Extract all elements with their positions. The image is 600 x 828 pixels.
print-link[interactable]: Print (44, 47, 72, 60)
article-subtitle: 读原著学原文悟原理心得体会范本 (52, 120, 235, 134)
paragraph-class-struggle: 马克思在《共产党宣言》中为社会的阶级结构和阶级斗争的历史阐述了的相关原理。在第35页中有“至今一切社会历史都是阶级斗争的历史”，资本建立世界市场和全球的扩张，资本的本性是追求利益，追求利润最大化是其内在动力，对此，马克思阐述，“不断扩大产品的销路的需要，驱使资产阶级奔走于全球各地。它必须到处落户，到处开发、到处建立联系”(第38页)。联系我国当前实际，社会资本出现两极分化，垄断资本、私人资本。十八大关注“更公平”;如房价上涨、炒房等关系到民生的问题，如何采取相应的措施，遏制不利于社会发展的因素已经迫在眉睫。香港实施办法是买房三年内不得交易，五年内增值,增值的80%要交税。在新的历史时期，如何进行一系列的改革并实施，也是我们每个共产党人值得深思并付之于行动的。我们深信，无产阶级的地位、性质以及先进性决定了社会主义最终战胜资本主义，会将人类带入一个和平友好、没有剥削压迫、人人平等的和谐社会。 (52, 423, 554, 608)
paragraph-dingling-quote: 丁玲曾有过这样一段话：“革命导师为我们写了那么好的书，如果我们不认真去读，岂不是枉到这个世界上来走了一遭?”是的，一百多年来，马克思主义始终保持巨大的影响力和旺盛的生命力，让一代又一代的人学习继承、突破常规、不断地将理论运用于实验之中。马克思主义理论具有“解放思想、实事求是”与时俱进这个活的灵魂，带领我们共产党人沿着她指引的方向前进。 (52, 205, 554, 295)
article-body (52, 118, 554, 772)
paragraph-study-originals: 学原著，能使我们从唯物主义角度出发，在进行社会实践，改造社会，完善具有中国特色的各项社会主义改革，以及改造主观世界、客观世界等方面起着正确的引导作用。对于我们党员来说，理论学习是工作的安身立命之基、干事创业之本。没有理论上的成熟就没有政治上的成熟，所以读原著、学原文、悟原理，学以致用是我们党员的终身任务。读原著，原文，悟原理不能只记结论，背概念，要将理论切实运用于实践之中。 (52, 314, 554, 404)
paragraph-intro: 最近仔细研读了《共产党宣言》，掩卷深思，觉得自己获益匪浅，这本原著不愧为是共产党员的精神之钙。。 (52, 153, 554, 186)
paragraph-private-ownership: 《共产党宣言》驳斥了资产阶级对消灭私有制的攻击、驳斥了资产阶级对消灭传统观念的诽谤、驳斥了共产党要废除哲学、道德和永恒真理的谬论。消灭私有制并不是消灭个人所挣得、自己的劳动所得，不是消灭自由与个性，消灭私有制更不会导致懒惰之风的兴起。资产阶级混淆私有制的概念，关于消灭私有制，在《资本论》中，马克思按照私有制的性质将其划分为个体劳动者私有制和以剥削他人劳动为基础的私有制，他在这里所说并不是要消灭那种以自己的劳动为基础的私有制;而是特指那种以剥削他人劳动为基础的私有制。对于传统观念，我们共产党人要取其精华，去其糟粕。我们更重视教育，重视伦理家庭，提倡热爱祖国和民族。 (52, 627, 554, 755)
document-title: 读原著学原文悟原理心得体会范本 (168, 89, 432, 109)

# Prompt:
Count the lines in the material above that contain the string "article", treating uppercase and lowercase as different. Give only the number.

# Answer for the task:
2